* [PROBLEM]:
Note how many lines hold "несовершеннолетних" and report that number by itself.

— start MATERIAL FOR THE TASK —

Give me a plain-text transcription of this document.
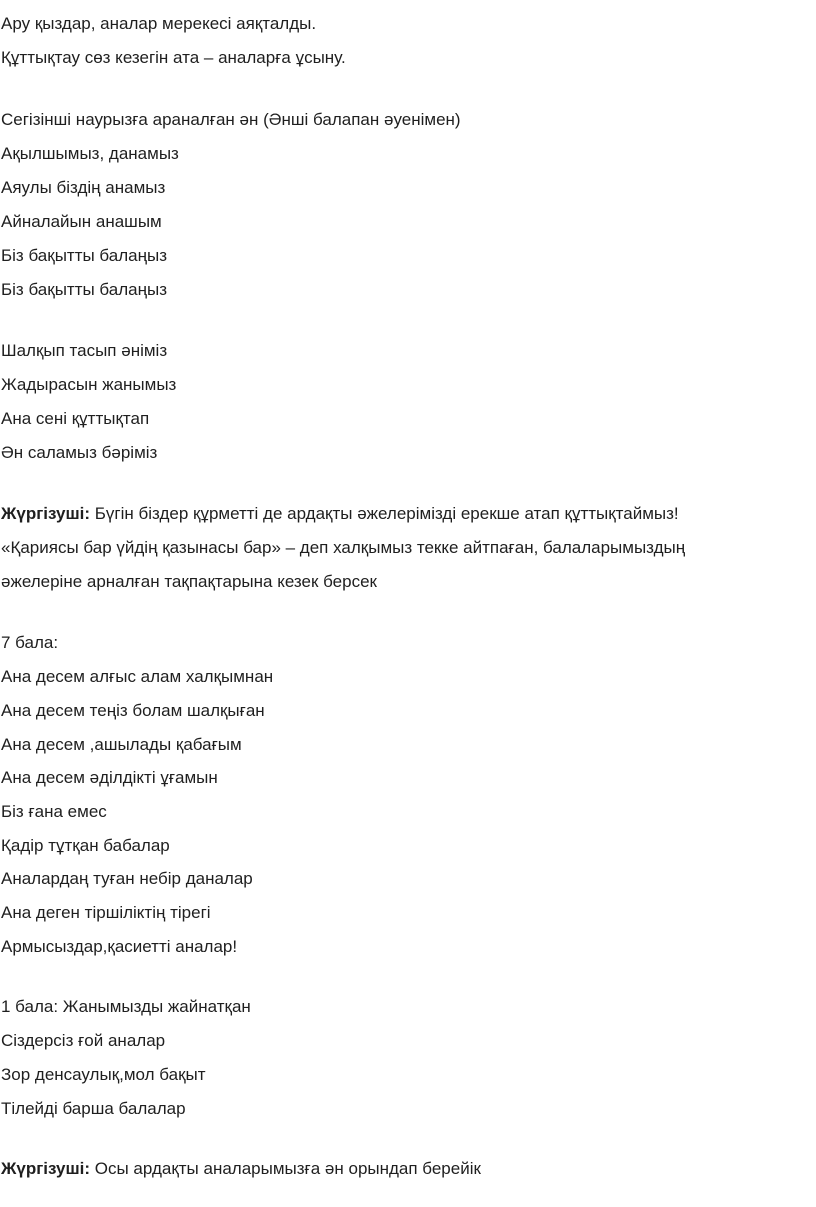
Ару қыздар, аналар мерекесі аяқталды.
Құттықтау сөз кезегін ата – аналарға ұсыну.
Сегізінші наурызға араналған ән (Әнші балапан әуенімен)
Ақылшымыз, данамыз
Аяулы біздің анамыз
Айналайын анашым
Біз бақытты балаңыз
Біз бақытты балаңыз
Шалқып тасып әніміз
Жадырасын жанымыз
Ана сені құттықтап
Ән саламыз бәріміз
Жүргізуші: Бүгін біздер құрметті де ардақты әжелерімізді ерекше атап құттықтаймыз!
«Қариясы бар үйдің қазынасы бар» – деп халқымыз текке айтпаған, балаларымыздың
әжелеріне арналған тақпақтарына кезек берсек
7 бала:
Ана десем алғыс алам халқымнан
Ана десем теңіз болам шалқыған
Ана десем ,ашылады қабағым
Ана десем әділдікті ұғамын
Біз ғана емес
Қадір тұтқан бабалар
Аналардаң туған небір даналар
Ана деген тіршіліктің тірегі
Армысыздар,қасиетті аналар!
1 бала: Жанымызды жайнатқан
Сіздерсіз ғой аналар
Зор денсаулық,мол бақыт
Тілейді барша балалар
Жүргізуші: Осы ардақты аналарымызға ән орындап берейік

— end MATERIAL FOR THE TASK —
— start MATERIAL FOR THE TASK —

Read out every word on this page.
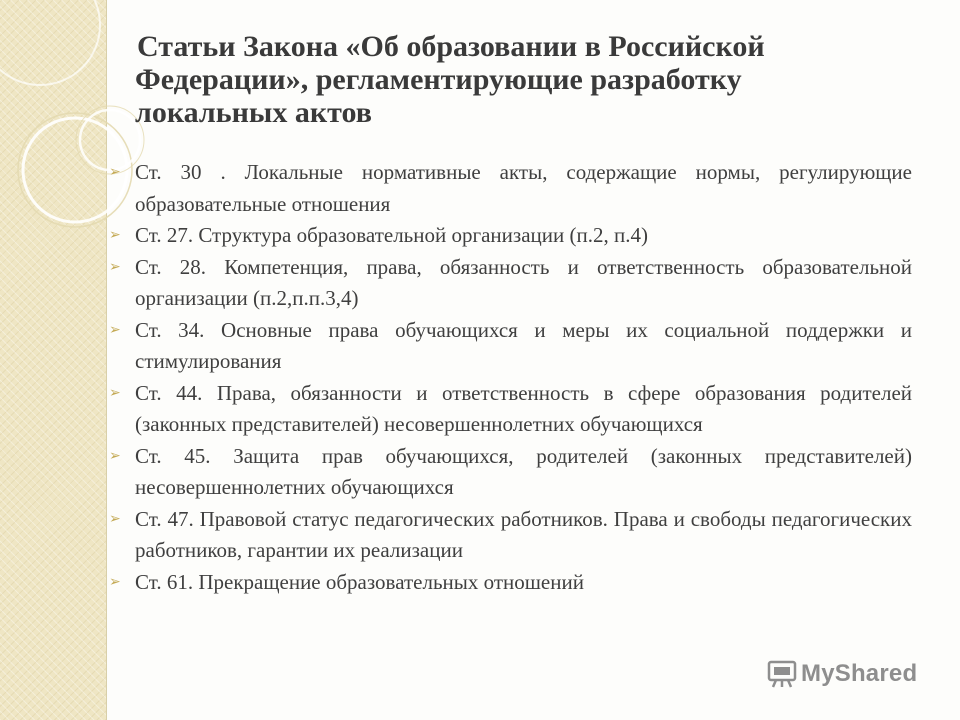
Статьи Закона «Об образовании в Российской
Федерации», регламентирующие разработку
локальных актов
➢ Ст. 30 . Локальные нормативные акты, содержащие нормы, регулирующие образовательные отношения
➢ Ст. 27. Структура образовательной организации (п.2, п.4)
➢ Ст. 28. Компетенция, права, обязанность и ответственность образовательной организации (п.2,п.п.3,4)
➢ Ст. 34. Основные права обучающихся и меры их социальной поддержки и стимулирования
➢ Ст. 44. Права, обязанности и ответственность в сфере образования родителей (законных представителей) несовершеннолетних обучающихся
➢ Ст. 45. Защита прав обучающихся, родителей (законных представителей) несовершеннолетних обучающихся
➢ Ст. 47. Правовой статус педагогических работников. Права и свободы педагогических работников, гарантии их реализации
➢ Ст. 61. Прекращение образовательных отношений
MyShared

— end MATERIAL FOR THE TASK —

* [WORKED ANSWER]:
2